What you need to do: Copy out every line in the entries below that includes "JSON".

Dataset:
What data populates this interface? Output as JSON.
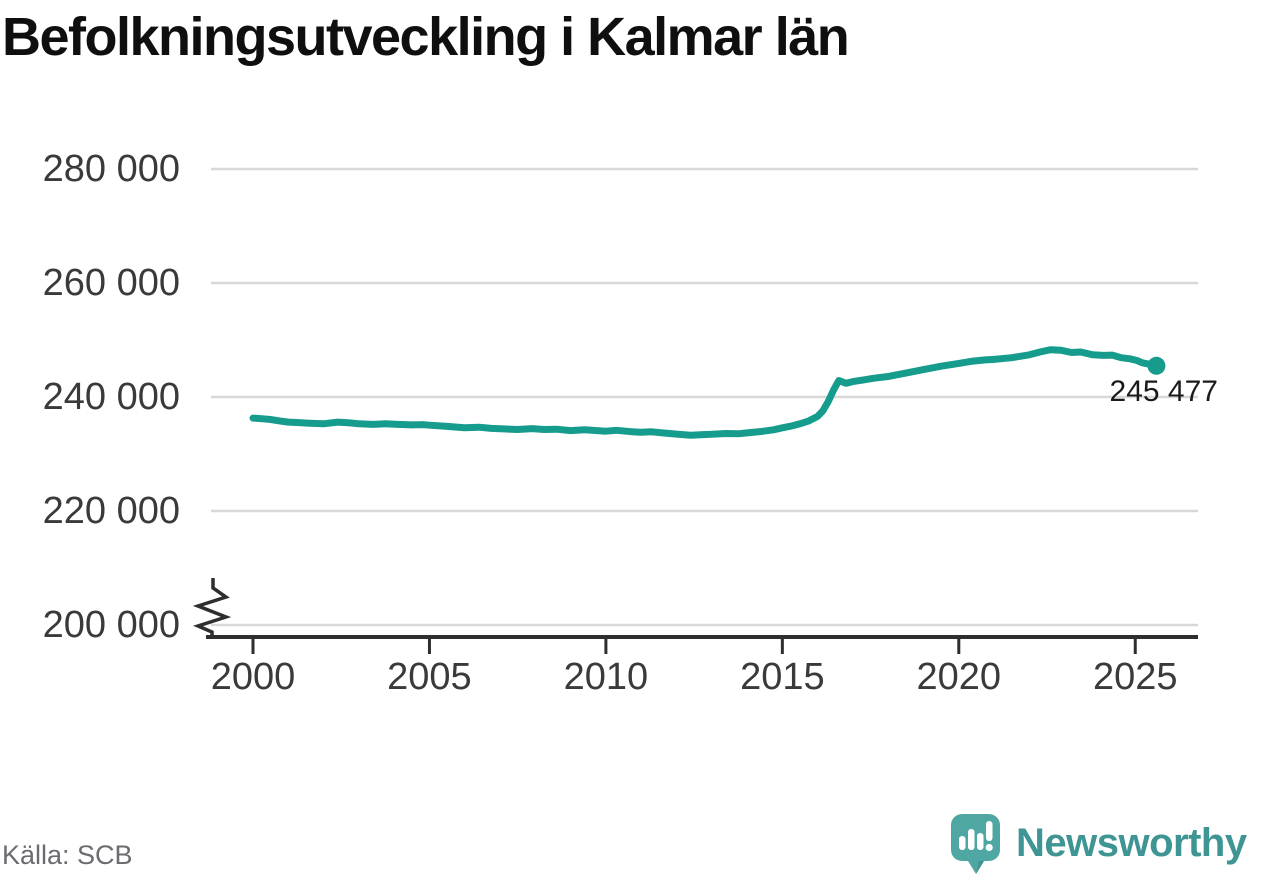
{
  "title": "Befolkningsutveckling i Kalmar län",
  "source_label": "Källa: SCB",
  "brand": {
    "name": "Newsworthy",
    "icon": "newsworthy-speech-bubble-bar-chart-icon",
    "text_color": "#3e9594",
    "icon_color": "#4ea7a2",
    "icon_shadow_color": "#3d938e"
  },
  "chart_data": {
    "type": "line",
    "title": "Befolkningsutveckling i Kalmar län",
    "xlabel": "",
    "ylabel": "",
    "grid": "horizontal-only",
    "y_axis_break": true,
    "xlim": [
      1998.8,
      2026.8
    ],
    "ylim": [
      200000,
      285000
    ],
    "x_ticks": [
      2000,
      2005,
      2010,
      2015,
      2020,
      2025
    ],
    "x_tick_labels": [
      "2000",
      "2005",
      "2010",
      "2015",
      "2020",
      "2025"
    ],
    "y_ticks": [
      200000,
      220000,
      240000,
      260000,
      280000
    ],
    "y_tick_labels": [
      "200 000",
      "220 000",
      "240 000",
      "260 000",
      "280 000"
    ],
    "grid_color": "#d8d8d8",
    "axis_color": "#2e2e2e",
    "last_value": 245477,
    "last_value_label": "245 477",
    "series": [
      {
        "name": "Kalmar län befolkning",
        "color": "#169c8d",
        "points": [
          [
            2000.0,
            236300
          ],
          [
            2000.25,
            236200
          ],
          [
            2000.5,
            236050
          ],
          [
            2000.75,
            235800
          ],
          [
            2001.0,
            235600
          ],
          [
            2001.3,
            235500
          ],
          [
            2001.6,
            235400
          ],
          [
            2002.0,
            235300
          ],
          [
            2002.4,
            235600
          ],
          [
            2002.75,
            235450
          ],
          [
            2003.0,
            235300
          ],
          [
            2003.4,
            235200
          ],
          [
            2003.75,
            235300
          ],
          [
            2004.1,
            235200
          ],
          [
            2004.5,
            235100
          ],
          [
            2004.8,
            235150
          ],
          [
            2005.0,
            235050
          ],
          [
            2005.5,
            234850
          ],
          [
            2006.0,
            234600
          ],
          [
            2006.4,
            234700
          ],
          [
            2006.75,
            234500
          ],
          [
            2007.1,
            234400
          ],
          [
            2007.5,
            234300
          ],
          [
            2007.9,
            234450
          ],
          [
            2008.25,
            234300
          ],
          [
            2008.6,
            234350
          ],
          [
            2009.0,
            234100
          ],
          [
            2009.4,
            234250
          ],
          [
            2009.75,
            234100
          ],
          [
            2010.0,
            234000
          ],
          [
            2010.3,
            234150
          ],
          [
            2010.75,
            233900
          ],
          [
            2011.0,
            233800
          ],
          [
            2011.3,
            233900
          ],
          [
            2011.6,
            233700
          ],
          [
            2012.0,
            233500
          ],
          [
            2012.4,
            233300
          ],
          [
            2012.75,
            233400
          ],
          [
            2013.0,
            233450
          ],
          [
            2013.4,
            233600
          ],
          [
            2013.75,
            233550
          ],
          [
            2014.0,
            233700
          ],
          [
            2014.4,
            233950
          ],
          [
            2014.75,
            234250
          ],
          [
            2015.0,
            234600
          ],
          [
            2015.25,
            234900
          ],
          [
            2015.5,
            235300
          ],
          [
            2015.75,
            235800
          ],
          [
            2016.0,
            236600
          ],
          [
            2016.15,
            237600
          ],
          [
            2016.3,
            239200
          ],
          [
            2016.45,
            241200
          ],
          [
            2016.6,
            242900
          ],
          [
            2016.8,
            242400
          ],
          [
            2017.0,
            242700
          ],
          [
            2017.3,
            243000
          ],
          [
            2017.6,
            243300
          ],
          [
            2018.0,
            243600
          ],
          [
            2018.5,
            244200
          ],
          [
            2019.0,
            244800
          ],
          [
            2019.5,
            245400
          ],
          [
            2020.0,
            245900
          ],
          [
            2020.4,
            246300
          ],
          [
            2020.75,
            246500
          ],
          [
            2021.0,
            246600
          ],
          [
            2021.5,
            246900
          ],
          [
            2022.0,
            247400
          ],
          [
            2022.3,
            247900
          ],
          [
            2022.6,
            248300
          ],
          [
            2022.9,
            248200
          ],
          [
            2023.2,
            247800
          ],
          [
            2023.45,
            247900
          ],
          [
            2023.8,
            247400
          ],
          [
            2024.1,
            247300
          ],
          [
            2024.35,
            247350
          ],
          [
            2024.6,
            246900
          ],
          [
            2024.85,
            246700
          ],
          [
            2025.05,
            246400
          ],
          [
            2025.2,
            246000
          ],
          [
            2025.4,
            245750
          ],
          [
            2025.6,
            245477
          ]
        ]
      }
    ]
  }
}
==
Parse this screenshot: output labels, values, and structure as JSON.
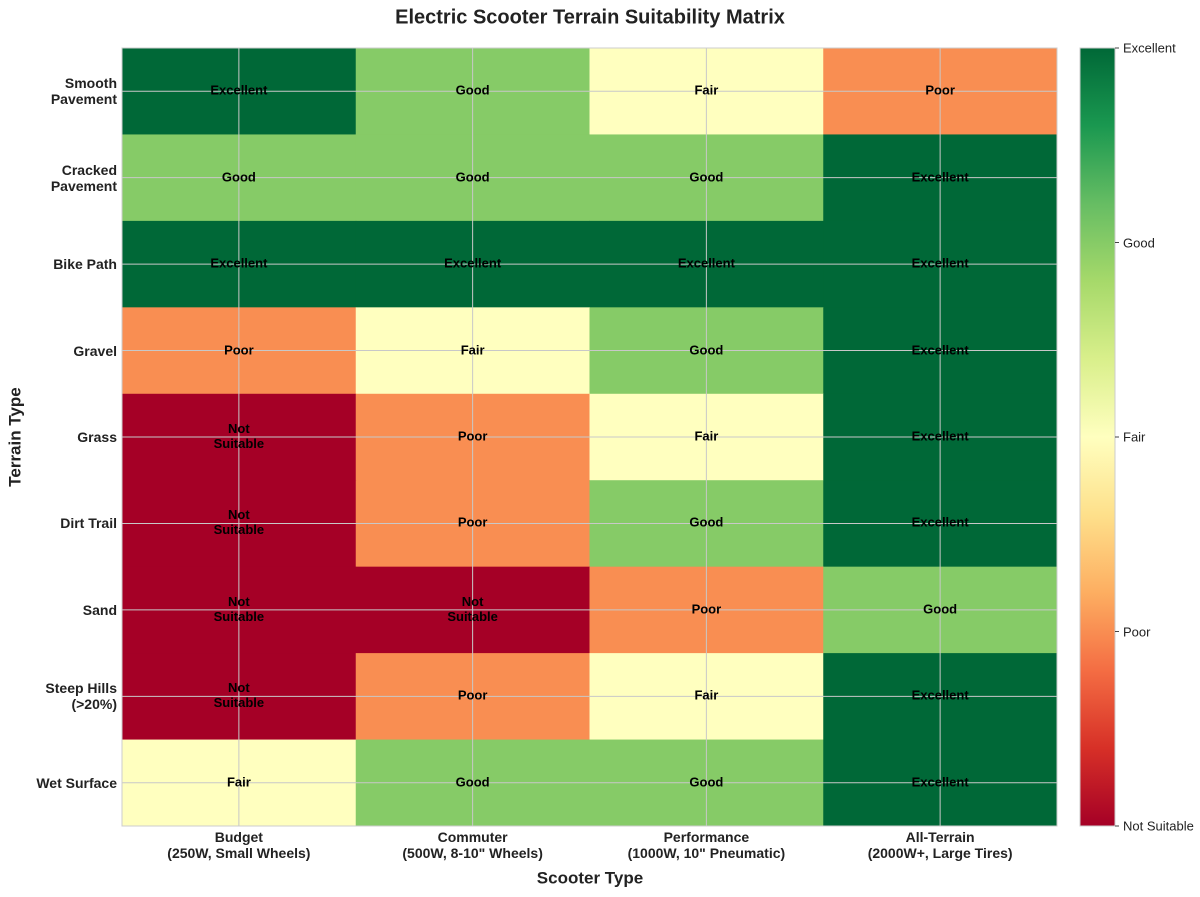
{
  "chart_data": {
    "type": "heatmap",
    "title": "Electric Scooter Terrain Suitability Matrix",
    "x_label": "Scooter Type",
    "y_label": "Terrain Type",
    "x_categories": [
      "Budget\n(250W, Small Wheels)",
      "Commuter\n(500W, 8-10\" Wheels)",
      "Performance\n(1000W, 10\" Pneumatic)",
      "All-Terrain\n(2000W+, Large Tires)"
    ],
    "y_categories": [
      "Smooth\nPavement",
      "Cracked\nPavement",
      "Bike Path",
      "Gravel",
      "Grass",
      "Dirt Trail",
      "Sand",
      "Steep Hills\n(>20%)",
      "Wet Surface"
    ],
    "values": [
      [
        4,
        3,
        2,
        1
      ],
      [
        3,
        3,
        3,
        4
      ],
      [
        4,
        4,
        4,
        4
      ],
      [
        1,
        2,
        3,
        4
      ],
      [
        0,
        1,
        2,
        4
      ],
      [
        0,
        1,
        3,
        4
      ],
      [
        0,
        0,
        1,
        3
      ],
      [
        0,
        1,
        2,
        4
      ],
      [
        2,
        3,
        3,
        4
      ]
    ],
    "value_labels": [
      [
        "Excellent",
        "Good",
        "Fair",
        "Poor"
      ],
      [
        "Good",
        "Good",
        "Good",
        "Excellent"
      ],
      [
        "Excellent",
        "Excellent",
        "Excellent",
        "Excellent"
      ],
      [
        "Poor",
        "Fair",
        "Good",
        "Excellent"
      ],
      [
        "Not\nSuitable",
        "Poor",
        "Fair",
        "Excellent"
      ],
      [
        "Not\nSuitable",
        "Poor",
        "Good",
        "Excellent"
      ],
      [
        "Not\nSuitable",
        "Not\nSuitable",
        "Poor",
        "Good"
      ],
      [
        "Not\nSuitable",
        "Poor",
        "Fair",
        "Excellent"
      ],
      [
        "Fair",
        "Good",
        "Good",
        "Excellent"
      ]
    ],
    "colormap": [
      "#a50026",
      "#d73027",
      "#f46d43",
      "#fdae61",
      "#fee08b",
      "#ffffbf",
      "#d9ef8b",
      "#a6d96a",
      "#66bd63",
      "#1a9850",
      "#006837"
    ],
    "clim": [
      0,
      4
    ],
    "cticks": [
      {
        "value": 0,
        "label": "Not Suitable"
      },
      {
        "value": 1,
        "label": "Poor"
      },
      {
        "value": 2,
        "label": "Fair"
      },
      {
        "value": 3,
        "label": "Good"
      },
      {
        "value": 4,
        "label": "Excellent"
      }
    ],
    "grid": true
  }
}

Solution for this problem:
What data populates this interface? Output as JSON.
Parse this screenshot: output labels, values, and structure as JSON.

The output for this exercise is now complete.